GOAL: Review the material and extract every line in which the word "муниципальные" occurs.

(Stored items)

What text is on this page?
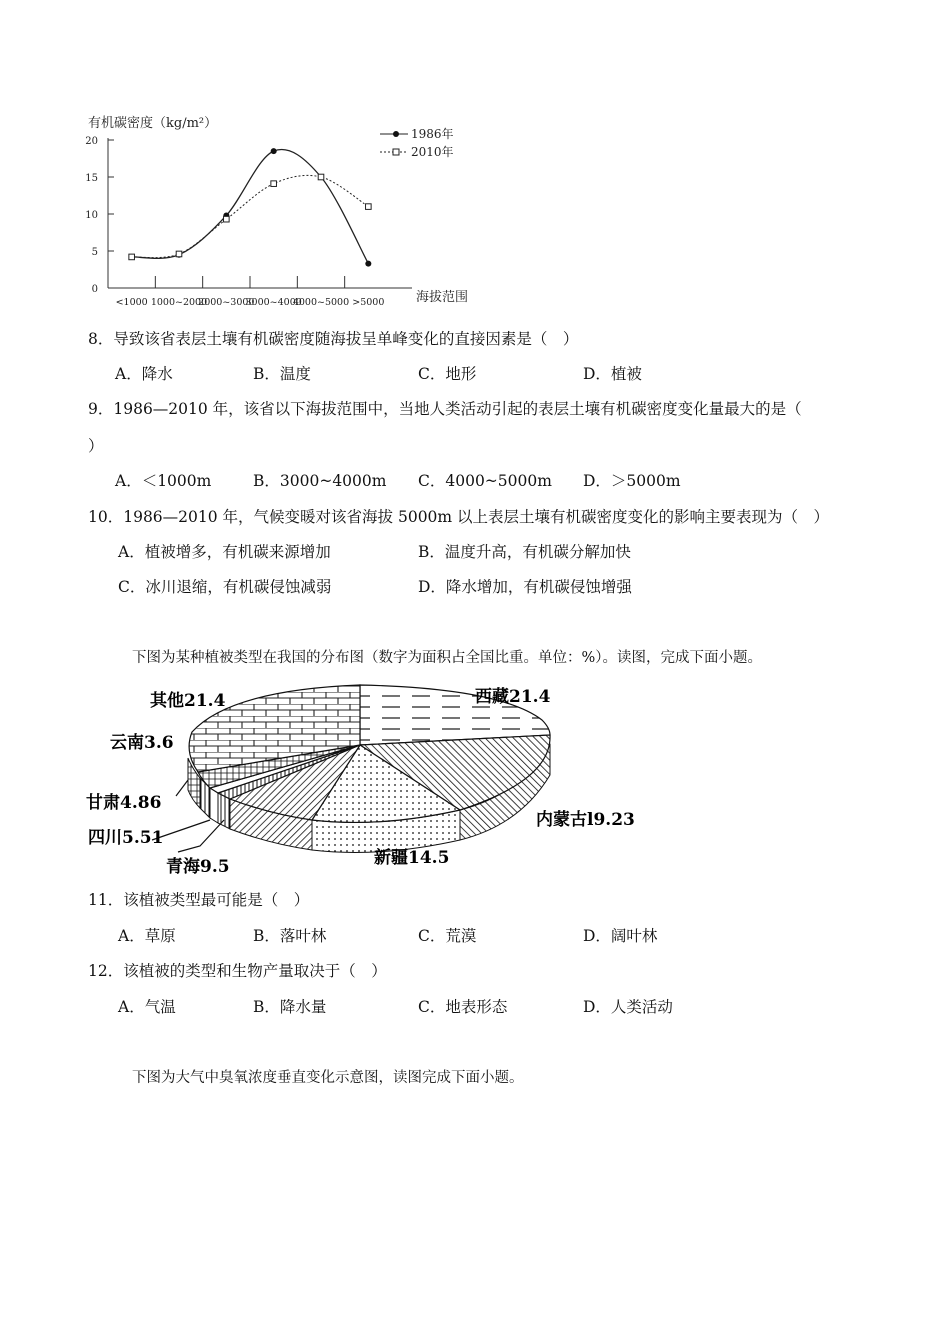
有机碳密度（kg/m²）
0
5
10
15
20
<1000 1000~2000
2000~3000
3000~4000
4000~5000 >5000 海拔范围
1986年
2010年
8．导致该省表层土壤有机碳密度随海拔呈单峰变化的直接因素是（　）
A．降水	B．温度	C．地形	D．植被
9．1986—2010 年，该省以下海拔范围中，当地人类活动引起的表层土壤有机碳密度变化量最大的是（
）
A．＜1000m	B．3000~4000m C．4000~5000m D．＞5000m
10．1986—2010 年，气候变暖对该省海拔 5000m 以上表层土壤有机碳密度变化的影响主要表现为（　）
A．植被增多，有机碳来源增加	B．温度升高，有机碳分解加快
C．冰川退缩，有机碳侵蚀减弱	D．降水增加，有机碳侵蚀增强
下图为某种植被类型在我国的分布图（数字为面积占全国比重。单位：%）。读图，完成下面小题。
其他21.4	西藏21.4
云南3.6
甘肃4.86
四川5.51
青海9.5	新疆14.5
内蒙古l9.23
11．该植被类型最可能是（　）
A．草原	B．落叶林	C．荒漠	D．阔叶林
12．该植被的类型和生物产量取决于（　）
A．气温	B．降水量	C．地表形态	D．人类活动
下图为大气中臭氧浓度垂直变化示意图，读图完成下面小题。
...
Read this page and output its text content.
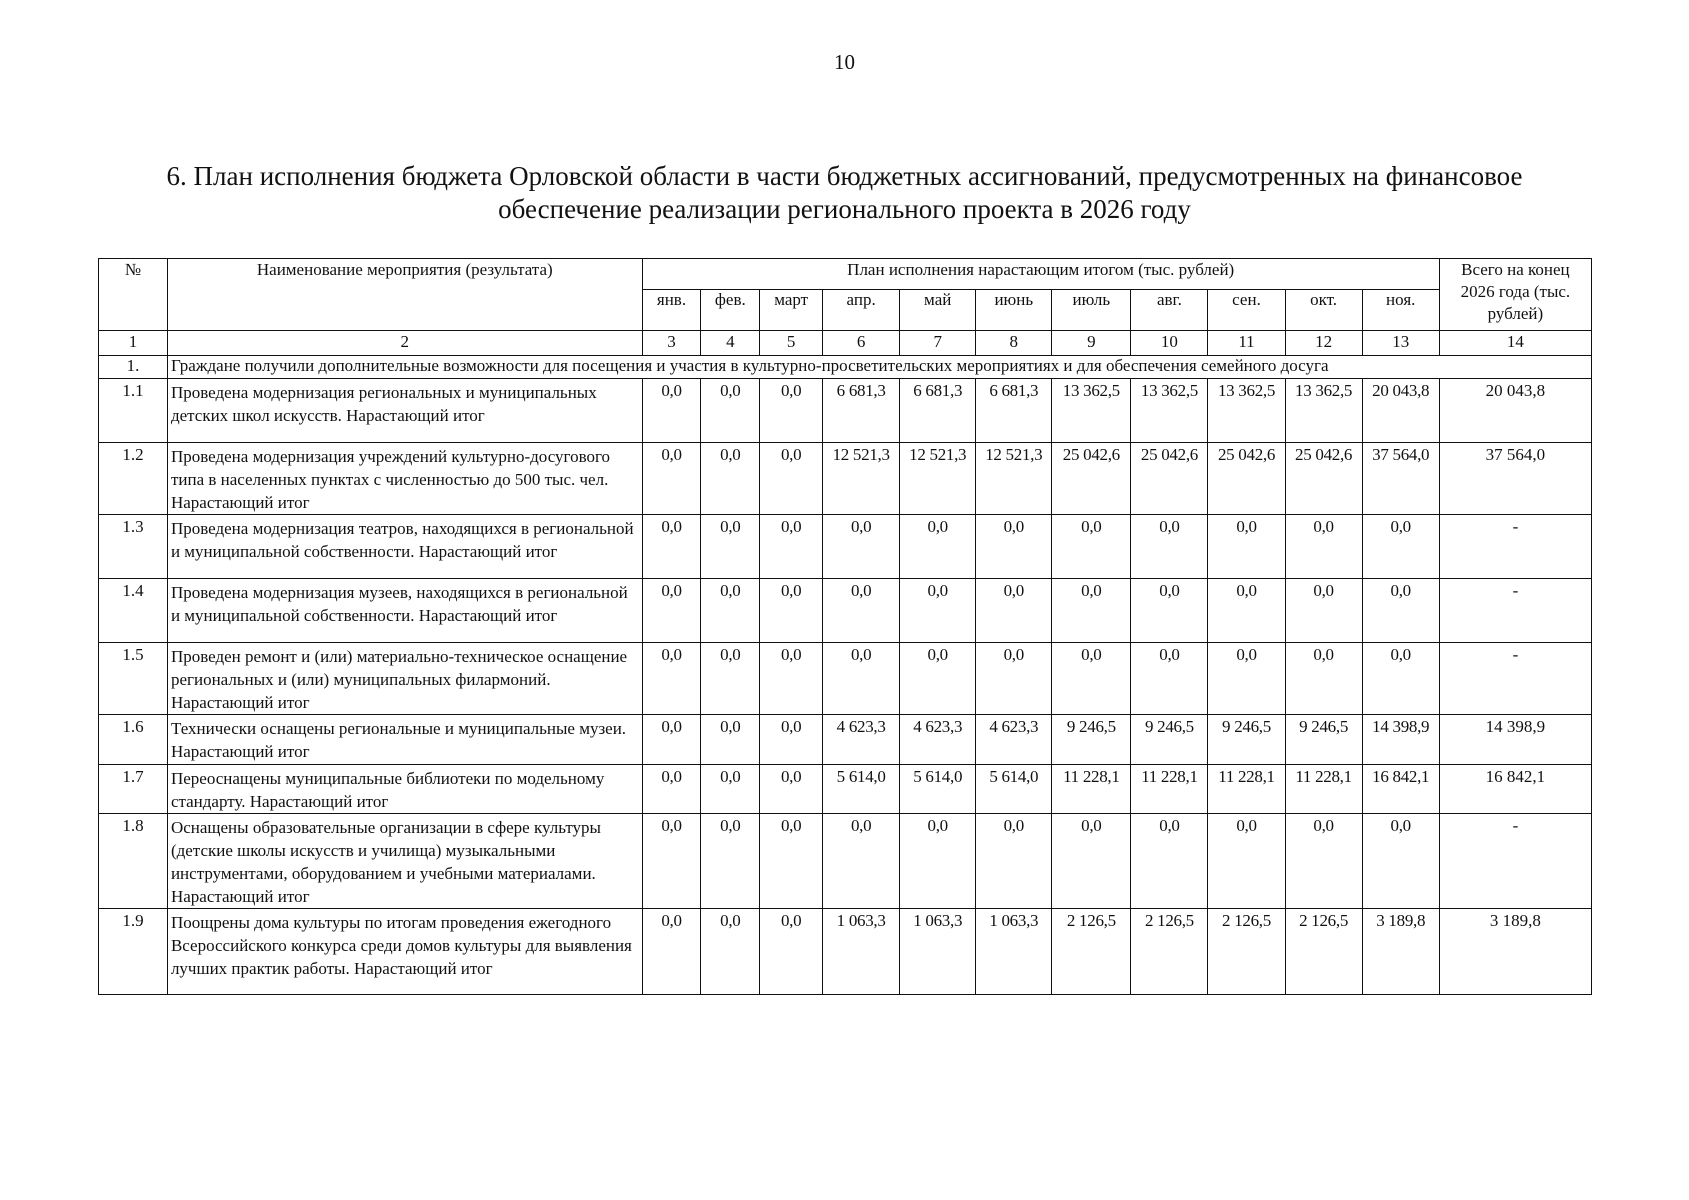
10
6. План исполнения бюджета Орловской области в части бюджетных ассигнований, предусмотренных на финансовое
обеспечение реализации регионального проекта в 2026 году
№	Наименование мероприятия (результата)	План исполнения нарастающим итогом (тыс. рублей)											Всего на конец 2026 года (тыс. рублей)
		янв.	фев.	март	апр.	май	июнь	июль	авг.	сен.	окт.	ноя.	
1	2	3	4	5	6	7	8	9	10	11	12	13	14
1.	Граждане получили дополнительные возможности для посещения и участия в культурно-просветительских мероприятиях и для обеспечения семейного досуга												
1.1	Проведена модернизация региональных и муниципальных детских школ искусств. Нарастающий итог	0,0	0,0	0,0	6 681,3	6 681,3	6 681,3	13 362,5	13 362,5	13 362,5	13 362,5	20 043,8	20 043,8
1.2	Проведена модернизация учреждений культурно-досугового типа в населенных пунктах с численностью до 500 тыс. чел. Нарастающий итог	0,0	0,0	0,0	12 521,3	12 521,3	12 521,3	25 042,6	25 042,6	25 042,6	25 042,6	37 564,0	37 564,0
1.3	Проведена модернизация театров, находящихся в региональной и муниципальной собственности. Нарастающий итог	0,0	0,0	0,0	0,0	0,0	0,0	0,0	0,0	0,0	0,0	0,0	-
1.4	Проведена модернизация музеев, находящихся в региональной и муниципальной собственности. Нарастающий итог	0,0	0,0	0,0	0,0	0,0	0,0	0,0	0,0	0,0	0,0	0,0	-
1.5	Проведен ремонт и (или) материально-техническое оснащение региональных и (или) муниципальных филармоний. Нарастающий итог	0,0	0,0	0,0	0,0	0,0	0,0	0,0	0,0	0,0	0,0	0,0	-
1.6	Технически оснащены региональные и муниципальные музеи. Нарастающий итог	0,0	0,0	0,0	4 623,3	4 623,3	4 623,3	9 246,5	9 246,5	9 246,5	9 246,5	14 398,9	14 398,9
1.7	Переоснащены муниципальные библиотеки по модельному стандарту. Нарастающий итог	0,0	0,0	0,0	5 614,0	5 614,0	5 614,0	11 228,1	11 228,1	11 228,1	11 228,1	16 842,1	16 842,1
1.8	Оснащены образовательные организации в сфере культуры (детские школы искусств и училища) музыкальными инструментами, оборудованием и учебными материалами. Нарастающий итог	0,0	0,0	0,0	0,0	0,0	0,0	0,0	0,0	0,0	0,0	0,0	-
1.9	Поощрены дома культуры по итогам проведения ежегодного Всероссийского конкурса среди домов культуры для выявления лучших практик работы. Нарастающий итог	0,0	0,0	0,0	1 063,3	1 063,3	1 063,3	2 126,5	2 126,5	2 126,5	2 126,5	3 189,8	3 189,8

RESULT FOR THIS TASK:
1.6	Технически оснащены региональные и муниципальные музеи. Нарастающий итог	0,0	0,0	0,0	4 623,3	4 623,3	4 623,3	9 246,5	9 246,5	9 246,5	9 246,5	14 398,9	14 398,9
1.7	Переоснащены муниципальные библиотеки по модельному стандарту. Нарастающий итог	0,0	0,0	0,0	5 614,0	5 614,0	5 614,0	11 228,1	11 228,1	11 228,1	11 228,1	16 842,1	16 842,1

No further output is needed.